> _The exercise_
State the number of lines where "data" appears. Add nothing else.

[Some records]
=======

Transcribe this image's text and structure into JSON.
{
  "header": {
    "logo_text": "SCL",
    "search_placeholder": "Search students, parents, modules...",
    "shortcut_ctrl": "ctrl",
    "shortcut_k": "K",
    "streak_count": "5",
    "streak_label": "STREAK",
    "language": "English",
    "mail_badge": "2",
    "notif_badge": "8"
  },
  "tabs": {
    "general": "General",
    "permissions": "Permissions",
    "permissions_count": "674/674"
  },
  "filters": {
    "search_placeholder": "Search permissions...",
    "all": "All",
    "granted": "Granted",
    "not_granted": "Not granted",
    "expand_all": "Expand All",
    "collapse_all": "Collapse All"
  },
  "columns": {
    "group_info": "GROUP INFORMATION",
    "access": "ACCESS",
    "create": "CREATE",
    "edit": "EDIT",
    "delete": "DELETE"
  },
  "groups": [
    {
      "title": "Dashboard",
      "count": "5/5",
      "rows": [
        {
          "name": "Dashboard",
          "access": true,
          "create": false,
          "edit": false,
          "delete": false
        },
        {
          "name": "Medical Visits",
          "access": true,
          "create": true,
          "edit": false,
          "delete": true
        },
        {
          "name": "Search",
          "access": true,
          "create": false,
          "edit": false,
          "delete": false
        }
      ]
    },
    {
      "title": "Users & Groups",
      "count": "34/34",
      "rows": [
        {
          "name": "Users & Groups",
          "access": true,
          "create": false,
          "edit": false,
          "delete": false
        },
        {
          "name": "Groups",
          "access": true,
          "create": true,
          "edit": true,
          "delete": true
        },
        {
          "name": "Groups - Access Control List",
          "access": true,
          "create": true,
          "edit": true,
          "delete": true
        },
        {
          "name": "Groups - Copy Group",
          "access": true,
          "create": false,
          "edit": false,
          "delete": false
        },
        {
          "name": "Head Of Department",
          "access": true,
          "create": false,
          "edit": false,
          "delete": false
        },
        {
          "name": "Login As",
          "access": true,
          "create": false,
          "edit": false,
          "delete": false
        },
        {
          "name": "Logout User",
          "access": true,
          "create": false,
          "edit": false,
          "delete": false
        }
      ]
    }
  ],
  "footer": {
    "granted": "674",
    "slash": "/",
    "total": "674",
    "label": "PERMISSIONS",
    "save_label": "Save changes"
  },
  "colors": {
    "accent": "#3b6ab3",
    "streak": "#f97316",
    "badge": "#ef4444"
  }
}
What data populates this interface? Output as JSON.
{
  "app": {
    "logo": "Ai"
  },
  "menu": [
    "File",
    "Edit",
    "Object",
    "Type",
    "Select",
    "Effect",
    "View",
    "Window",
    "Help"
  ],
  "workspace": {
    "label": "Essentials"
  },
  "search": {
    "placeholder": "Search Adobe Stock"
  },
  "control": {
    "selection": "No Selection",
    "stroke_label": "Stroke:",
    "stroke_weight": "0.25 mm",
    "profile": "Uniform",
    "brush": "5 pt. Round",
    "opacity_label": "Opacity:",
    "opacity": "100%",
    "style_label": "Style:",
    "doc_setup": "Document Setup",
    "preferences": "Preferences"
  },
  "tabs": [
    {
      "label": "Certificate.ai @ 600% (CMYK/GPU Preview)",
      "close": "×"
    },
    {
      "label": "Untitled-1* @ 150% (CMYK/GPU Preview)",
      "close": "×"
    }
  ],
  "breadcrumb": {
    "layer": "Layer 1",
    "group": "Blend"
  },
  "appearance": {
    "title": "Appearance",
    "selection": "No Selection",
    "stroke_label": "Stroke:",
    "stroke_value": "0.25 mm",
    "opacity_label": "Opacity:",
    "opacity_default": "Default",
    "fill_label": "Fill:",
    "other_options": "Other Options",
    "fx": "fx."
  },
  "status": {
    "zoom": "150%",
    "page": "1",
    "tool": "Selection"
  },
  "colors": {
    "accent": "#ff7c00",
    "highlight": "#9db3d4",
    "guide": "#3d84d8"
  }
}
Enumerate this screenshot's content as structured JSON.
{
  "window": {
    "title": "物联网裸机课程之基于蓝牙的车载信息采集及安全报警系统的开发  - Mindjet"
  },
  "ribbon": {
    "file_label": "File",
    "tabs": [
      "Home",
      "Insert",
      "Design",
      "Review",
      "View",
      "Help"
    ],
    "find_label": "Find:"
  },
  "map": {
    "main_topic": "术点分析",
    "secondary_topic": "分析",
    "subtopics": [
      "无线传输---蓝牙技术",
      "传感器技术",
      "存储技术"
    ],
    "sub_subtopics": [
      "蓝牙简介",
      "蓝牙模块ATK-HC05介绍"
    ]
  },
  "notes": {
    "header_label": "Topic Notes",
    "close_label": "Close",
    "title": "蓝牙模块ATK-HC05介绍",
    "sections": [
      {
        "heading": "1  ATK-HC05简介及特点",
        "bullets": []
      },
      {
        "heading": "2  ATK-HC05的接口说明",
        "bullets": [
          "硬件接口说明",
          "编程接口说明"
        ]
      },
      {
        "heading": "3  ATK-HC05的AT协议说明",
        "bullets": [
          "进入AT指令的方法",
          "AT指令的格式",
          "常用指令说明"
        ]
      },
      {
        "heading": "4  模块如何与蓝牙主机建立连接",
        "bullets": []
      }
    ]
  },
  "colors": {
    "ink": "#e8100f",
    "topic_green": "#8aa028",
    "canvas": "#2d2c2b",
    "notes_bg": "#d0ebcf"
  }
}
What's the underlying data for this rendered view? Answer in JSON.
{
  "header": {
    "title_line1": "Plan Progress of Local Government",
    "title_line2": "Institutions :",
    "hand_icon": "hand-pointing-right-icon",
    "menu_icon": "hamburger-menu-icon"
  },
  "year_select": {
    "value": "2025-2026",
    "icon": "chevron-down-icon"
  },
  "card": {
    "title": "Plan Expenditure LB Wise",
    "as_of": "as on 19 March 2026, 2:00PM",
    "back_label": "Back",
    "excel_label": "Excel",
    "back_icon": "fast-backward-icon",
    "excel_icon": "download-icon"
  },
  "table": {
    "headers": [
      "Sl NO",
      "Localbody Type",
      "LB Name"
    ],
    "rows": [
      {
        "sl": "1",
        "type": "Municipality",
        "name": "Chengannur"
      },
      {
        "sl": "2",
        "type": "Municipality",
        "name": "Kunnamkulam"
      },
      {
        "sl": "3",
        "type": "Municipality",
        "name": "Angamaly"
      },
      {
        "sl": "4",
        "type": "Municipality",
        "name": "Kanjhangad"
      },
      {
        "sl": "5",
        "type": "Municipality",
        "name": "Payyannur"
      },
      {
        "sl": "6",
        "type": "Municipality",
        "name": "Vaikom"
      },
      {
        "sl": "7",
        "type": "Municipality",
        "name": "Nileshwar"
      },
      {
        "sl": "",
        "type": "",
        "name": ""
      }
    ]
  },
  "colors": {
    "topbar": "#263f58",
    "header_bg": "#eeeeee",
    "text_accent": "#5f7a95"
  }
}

=======

> _Written response_
2